(Dataset items)
[Start]
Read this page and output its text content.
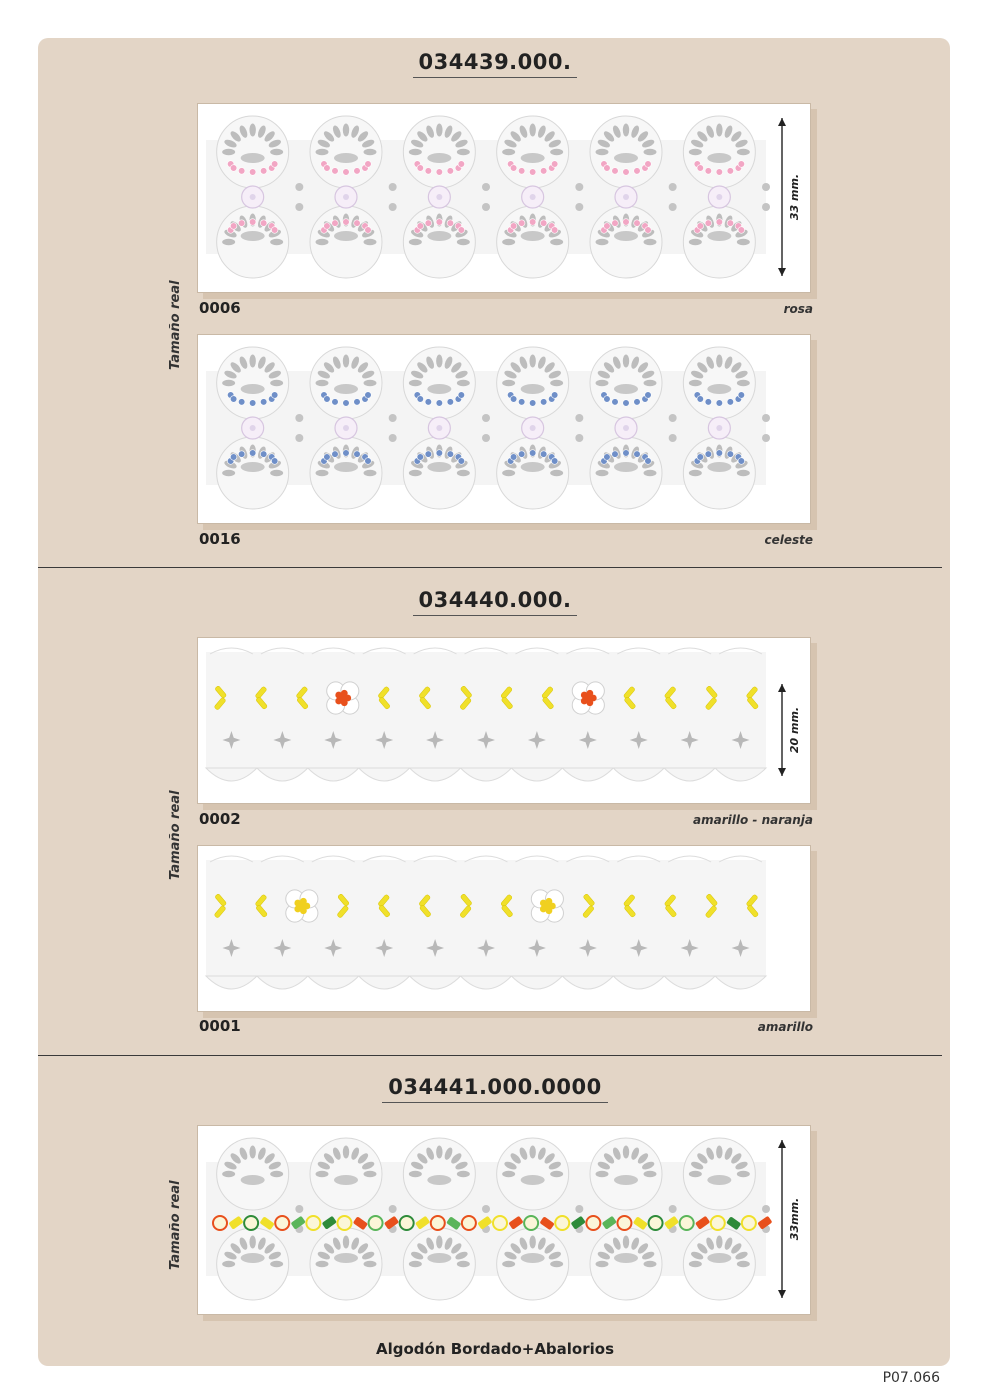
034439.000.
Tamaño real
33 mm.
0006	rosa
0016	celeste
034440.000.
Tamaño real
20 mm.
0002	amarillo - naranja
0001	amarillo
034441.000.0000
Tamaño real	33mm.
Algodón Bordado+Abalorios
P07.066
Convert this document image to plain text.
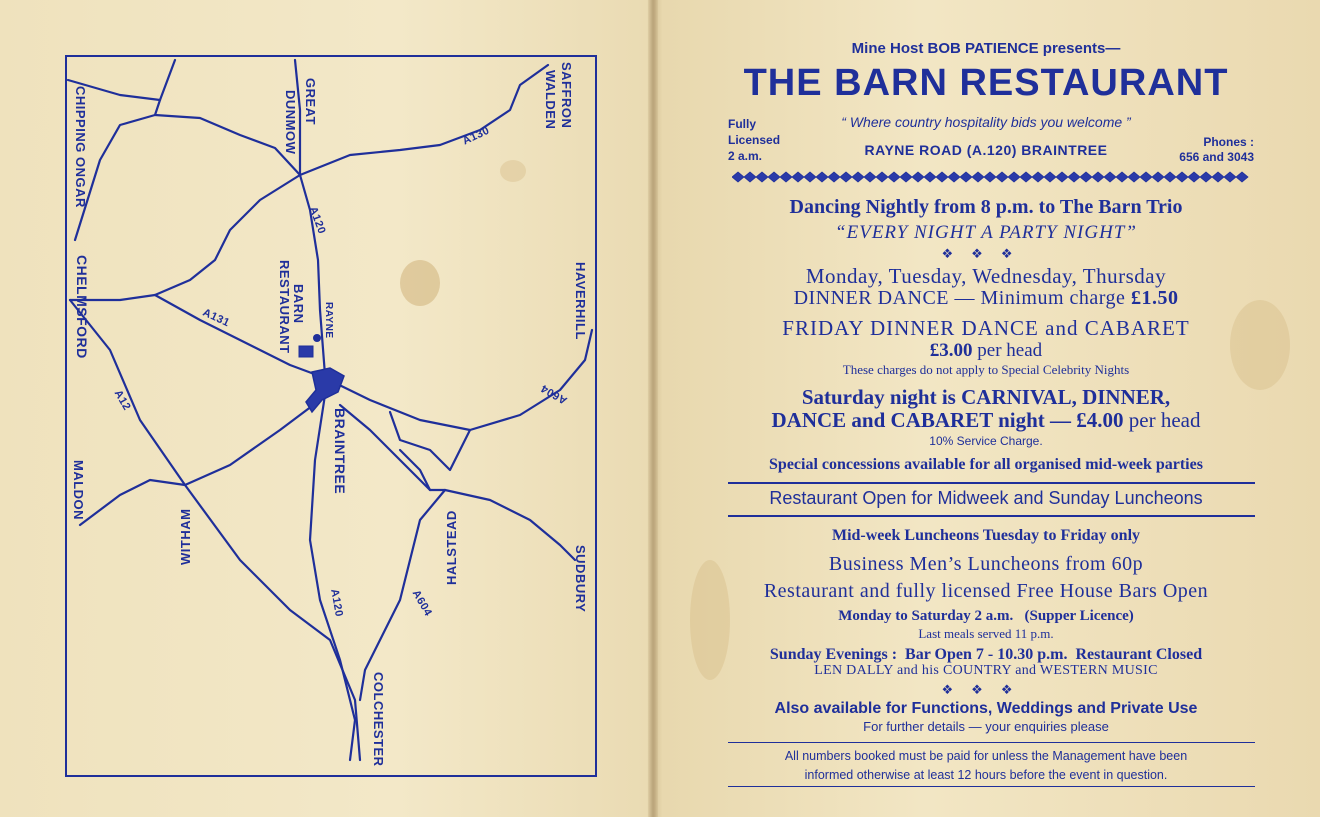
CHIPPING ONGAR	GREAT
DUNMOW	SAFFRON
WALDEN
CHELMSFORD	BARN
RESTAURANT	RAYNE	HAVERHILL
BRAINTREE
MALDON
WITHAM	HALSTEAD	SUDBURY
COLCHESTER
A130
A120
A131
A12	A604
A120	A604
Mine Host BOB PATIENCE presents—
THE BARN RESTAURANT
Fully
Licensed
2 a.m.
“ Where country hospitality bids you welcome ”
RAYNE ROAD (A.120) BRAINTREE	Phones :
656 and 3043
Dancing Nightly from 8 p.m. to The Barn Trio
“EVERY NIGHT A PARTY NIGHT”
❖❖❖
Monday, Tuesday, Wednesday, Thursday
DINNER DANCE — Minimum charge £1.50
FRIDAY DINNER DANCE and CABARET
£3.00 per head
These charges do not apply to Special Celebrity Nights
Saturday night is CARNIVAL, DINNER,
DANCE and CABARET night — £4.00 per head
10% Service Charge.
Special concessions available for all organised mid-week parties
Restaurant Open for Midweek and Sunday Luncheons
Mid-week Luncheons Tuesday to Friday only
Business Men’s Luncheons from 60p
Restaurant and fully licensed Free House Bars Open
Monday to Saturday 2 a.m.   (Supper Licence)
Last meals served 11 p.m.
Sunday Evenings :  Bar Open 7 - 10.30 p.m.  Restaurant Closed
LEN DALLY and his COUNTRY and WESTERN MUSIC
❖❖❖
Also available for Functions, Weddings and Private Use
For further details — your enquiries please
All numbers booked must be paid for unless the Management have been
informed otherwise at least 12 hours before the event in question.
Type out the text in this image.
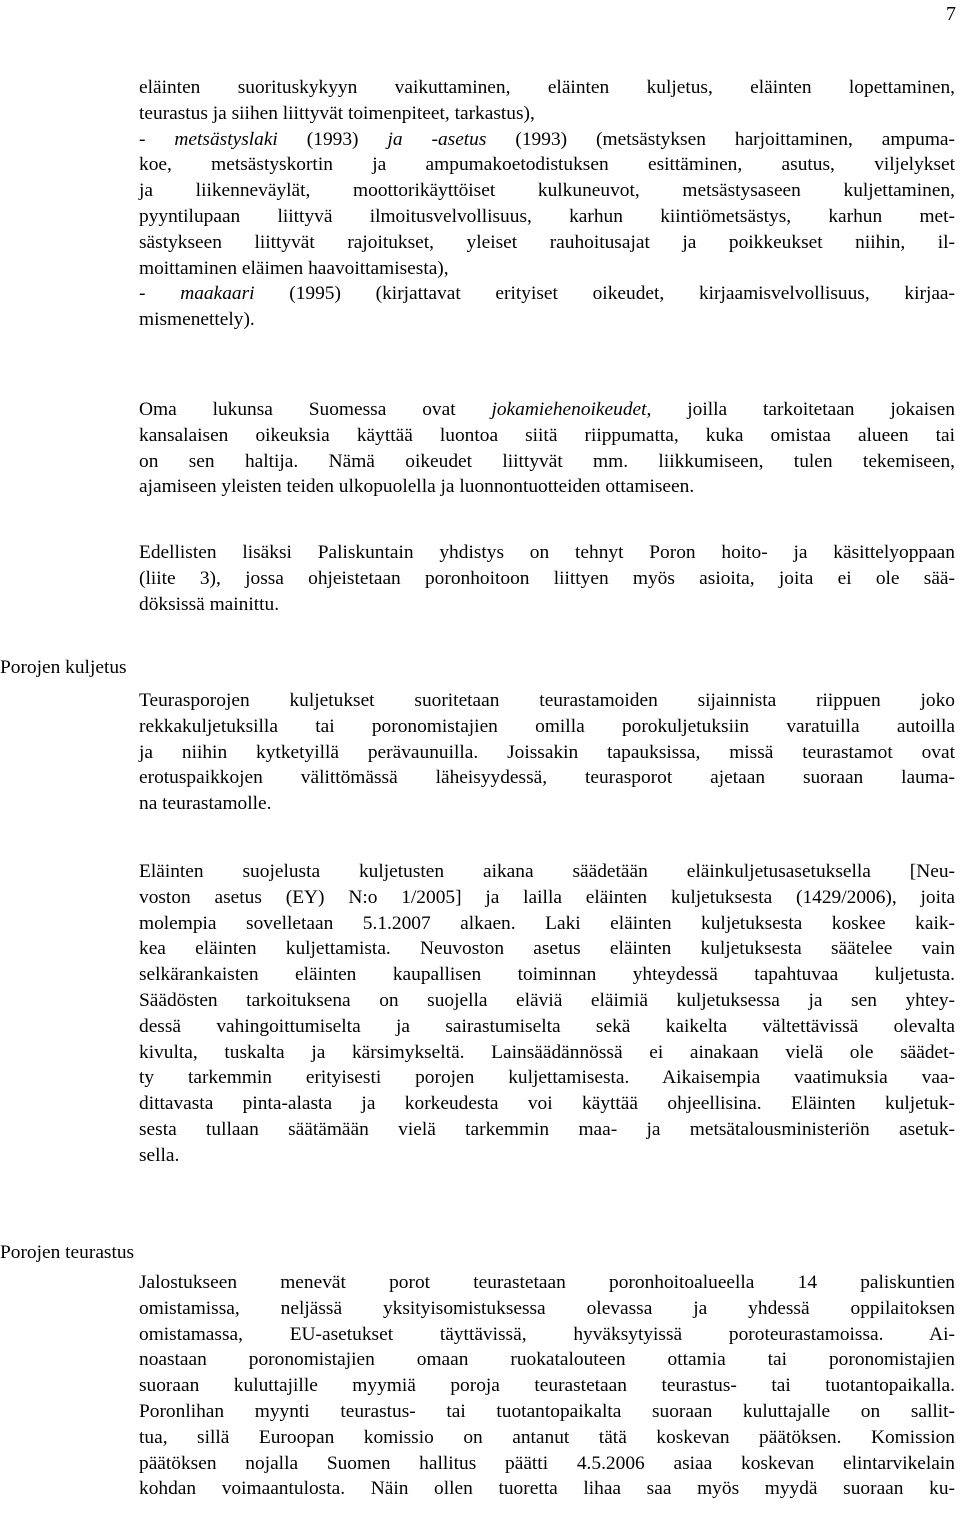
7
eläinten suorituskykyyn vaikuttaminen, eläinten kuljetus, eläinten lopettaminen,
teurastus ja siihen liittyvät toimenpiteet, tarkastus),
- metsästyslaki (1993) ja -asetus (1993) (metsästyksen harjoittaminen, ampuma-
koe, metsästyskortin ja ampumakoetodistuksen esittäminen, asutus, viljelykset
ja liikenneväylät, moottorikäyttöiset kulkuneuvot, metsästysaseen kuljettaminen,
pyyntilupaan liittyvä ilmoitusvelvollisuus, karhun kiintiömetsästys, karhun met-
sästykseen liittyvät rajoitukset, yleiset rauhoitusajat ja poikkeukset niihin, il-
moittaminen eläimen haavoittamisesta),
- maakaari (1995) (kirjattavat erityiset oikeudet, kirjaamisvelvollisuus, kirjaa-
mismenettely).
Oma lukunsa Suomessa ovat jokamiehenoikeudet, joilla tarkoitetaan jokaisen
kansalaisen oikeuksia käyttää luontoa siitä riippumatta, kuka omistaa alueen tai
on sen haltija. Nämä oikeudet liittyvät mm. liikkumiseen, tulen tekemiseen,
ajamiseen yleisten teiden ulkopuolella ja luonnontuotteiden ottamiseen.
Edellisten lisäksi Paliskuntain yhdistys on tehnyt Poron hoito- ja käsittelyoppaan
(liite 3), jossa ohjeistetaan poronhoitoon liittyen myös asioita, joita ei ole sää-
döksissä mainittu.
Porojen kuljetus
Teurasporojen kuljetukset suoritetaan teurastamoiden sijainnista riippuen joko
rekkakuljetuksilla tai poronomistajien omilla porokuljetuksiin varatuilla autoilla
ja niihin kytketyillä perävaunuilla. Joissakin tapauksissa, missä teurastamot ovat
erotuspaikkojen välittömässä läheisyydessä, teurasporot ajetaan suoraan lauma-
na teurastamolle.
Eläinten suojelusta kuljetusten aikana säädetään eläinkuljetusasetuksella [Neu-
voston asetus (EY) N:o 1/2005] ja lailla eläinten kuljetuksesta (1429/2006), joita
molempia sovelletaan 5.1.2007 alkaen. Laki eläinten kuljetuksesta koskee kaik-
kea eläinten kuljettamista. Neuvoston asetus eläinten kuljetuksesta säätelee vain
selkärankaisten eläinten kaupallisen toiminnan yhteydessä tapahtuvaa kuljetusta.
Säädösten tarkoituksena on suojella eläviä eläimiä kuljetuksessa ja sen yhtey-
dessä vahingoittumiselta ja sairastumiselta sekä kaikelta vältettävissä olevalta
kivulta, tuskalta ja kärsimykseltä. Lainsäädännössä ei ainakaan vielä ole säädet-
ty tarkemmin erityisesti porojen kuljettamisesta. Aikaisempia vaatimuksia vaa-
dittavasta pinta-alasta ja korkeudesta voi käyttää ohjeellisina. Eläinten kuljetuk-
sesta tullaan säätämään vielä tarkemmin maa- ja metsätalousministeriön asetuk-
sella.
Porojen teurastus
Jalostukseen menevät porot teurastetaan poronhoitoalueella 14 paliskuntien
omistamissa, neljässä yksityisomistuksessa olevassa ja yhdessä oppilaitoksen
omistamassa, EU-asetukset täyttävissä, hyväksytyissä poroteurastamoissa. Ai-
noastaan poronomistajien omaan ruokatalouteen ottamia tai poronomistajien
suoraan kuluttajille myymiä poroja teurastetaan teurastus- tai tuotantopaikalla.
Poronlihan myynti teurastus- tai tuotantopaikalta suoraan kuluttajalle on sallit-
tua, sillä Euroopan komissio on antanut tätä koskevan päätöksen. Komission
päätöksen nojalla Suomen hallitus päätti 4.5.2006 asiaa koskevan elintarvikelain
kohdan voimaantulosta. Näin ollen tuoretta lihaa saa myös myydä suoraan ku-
[End]
# Task
Gather all lines from the records above in which "joita" appears.

# Output for this task
(liite 3), jossa ohjeistetaan poronhoitoon liittyen myös asioita, joita ei ole sää-
voston asetus (EY) N:o 1/2005] ja lailla eläinten kuljetuksesta (1429/2006), joita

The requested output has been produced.